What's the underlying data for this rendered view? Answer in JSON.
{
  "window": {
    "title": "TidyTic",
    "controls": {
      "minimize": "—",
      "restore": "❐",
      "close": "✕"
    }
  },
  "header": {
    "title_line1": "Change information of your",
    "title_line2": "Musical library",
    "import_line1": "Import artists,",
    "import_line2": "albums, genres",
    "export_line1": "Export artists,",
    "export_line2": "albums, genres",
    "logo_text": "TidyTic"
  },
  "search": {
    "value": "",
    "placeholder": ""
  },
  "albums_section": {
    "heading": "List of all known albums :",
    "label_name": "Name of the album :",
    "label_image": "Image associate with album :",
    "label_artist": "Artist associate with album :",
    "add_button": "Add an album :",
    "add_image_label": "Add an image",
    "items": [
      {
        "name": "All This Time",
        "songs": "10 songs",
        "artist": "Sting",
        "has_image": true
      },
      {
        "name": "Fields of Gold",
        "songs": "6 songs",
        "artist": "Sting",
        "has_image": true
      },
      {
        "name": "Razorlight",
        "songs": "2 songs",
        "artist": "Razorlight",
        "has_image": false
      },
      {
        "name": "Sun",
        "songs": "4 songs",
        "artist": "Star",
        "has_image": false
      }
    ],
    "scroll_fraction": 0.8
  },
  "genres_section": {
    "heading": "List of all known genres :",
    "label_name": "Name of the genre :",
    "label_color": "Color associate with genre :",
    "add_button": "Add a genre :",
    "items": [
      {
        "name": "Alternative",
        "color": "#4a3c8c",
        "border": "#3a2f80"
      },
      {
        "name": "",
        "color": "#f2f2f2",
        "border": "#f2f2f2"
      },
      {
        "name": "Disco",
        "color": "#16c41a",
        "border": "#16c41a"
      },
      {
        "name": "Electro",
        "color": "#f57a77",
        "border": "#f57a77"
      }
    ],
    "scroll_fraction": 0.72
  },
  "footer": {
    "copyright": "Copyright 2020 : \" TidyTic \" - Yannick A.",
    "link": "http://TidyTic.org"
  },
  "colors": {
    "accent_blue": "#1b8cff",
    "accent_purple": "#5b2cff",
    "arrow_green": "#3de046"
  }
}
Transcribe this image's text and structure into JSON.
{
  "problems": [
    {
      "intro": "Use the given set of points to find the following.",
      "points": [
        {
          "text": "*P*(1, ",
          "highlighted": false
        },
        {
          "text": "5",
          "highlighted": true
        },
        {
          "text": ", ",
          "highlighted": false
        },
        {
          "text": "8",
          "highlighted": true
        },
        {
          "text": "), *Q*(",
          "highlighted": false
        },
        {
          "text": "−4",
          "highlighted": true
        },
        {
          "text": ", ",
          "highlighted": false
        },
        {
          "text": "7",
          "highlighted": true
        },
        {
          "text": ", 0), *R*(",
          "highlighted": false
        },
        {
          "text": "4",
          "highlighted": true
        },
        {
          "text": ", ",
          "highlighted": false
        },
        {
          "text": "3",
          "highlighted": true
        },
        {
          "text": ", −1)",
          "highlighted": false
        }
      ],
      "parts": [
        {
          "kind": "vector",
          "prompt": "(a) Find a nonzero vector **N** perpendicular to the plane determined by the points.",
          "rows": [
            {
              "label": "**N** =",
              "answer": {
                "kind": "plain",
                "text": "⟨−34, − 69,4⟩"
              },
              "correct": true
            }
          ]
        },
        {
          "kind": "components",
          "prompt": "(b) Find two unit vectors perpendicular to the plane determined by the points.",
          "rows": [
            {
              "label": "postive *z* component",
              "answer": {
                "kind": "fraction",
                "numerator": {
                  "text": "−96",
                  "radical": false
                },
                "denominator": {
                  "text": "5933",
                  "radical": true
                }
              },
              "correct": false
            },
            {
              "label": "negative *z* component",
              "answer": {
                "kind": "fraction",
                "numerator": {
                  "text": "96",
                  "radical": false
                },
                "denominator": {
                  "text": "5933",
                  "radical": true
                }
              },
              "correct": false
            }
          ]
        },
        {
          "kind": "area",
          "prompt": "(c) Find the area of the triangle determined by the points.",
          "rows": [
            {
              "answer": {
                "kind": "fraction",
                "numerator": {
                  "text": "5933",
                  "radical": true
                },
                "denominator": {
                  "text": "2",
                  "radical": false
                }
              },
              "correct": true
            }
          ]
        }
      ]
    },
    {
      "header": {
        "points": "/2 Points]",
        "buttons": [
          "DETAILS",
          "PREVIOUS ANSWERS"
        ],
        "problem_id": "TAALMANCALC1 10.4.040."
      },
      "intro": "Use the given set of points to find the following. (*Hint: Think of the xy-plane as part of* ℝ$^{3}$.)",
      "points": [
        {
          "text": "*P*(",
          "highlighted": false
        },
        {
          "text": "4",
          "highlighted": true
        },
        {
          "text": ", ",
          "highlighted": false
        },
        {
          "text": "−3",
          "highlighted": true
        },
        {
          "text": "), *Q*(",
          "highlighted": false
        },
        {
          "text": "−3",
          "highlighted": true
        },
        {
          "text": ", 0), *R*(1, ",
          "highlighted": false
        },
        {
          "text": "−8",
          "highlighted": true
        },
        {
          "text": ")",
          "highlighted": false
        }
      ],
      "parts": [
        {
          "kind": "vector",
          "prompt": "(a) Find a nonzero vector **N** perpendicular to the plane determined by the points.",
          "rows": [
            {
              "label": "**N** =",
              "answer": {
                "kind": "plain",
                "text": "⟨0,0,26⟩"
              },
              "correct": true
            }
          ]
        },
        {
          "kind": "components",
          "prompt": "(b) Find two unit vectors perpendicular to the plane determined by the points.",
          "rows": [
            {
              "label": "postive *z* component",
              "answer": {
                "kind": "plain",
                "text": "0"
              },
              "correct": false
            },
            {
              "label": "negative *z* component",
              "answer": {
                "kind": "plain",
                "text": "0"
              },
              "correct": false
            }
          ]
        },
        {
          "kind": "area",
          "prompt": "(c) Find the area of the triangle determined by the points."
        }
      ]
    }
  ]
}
++++++++++
#### Task requirements
Retype the entries one by one, exactly.

#### Result below
What's the underlying data for this rendered view? Answer in JSON.
{
  "window": {
    "title": "TidyTic",
    "controls": {
      "minimize": "—",
      "restore": "❐",
      "close": "✕"
    }
  },
  "header": {
    "title_line1": "Change information of your",
    "title_line2": "Musical library",
    "import_line1": "Import artists,",
    "import_line2": "albums, genres",
    "export_line1": "Export artists,",
    "export_line2": "albums, genres",
    "logo_text": "TidyTic"
  },
  "search": {
    "value": "",
    "placeholder": ""
  },
  "albums_section": {
    "heading": "List of all known albums :",
    "label_name": "Name of the album :",
    "label_image": "Image associate with album :",
    "label_artist": "Artist associate with album :",
    "add_button": "Add an album :",
    "add_image_label": "Add an image",
    "items": [
      {
        "name": "All This Time",
        "songs": "10 songs",
        "artist": "Sting",
        "has_image": true
      },
      {
        "name": "Fields of Gold",
        "songs": "6 songs",
        "artist": "Sting",
        "has_image": true
      },
      {
        "name": "Razorlight",
        "songs": "2 songs",
        "artist": "Razorlight",
        "has_image": false
      },
      {
        "name": "Sun",
        "songs": "4 songs",
        "artist": "Star",
        "has_image": false
      }
    ],
    "scroll_fraction": 0.8
  },
  "genres_section": {
    "heading": "List of all known genres :",
    "label_name": "Name of the genre :",
    "label_color": "Color associate with genre :",
    "add_button": "Add a genre :",
    "items": [
      {
        "name": "Alternative",
        "color": "#4a3c8c",
        "border": "#3a2f80"
      },
      {
        "name": "",
        "color": "#f2f2f2",
        "border": "#f2f2f2"
      },
      {
        "name": "Disco",
        "color": "#16c41a",
        "border": "#16c41a"
      },
      {
        "name": "Electro",
        "color": "#f57a77",
        "border": "#f57a77"
      }
    ],
    "scroll_fraction": 0.72
  },
  "footer": {
    "copyright": "Copyright 2020 : \" TidyTic \" - Yannick A.",
    "link": "http://TidyTic.org"
  },
  "colors": {
    "accent_blue": "#1b8cff",
    "accent_purple": "#5b2cff",
    "arrow_green": "#3de046"
  }
}
Transcribe this image's text and structure into JSON.
{
  "problems": [
    {
      "intro": "Use the given set of points to find the following.",
      "points": [
        {
          "text": "*P*(1, ",
          "highlighted": false
        },
        {
          "text": "5",
          "highlighted": true
        },
        {
          "text": ", ",
          "highlighted": false
        },
        {
          "text": "8",
          "highlighted": true
        },
        {
          "text": "), *Q*(",
          "highlighted": false
        },
        {
          "text": "−4",
          "highlighted": true
        },
        {
          "text": ", ",
          "highlighted": false
        },
        {
          "text": "7",
          "highlighted": true
        },
        {
          "text": ", 0), *R*(",
          "highlighted": false
        },
        {
          "text": "4",
          "highlighted": true
        },
        {
          "text": ", ",
          "highlighted": false
        },
        {
          "text": "3",
          "highlighted": true
        },
        {
          "text": ", −1)",
          "highlighted": false
        }
      ],
      "parts": [
        {
          "kind": "vector",
          "prompt": "(a) Find a nonzero vector **N** perpendicular to the plane determined by the points.",
          "rows": [
            {
              "label": "**N** =",
              "answer": {
                "kind": "plain",
                "text": "⟨−34, − 69,4⟩"
              },
              "correct": true
            }
          ]
        },
        {
          "kind": "components",
          "prompt": "(b) Find two unit vectors perpendicular to the plane determined by the points.",
          "rows": [
            {
              "label": "postive *z* component",
              "answer": {
                "kind": "fraction",
                "numerator": {
                  "text": "−96",
                  "radical": false
                },
                "denominator": {
                  "text": "5933",
                  "radical": true
                }
              },
              "correct": false
            },
            {
              "label": "negative *z* component",
              "answer": {
                "kind": "fraction",
                "numerator": {
                  "text": "96",
                  "radical": false
                },
                "denominator": {
                  "text": "5933",
                  "radical": true
                }
              },
              "correct": false
            }
          ]
        },
        {
          "kind": "area",
          "prompt": "(c) Find the area of the triangle determined by the points.",
          "rows": [
            {
              "answer": {
                "kind": "fraction",
                "numerator": {
                  "text": "5933",
                  "radical": true
                },
                "denominator": {
                  "text": "2",
                  "radical": false
                }
              },
              "correct": true
            }
          ]
        }
      ]
    },
    {
      "header": {
        "points": "/2 Points]",
        "buttons": [
          "DETAILS",
          "PREVIOUS ANSWERS"
        ],
        "problem_id": "TAALMANCALC1 10.4.040."
      },
      "intro": "Use the given set of points to find the following. (*Hint: Think of the xy-plane as part of* ℝ$^{3}$.)",
      "points": [
        {
          "text": "*P*(",
          "highlighted": false
        },
        {
          "text": "4",
          "highlighted": true
        },
        {
          "text": ", ",
          "highlighted": false
        },
        {
          "text": "−3",
          "highlighted": true
        },
        {
          "text": "), *Q*(",
          "highlighted": false
        },
        {
          "text": "−3",
          "highlighted": true
        },
        {
          "text": ", 0), *R*(1, ",
          "highlighted": false
        },
        {
          "text": "−8",
          "highlighted": true
        },
        {
          "text": ")",
          "highlighted": false
        }
      ],
      "parts": [
        {
          "kind": "vector",
          "prompt": "(a) Find a nonzero vector **N** perpendicular to the plane determined by the points.",
          "rows": [
            {
              "label": "**N** =",
              "answer": {
                "kind": "plain",
                "text": "⟨0,0,26⟩"
              },
              "correct": true
            }
          ]
        },
        {
          "kind": "components",
          "prompt": "(b) Find two unit vectors perpendicular to the plane determined by the points.",
          "rows": [
            {
              "label": "postive *z* component",
              "answer": {
                "kind": "plain",
                "text": "0"
              },
              "correct": false
            },
            {
              "label": "negative *z* component",
              "answer": {
                "kind": "plain",
                "text": "0"
              },
              "correct": false
            }
          ]
        },
        {
          "kind": "area",
          "prompt": "(c) Find the area of the triangle determined by the points."
        }
      ]
    }
  ]
}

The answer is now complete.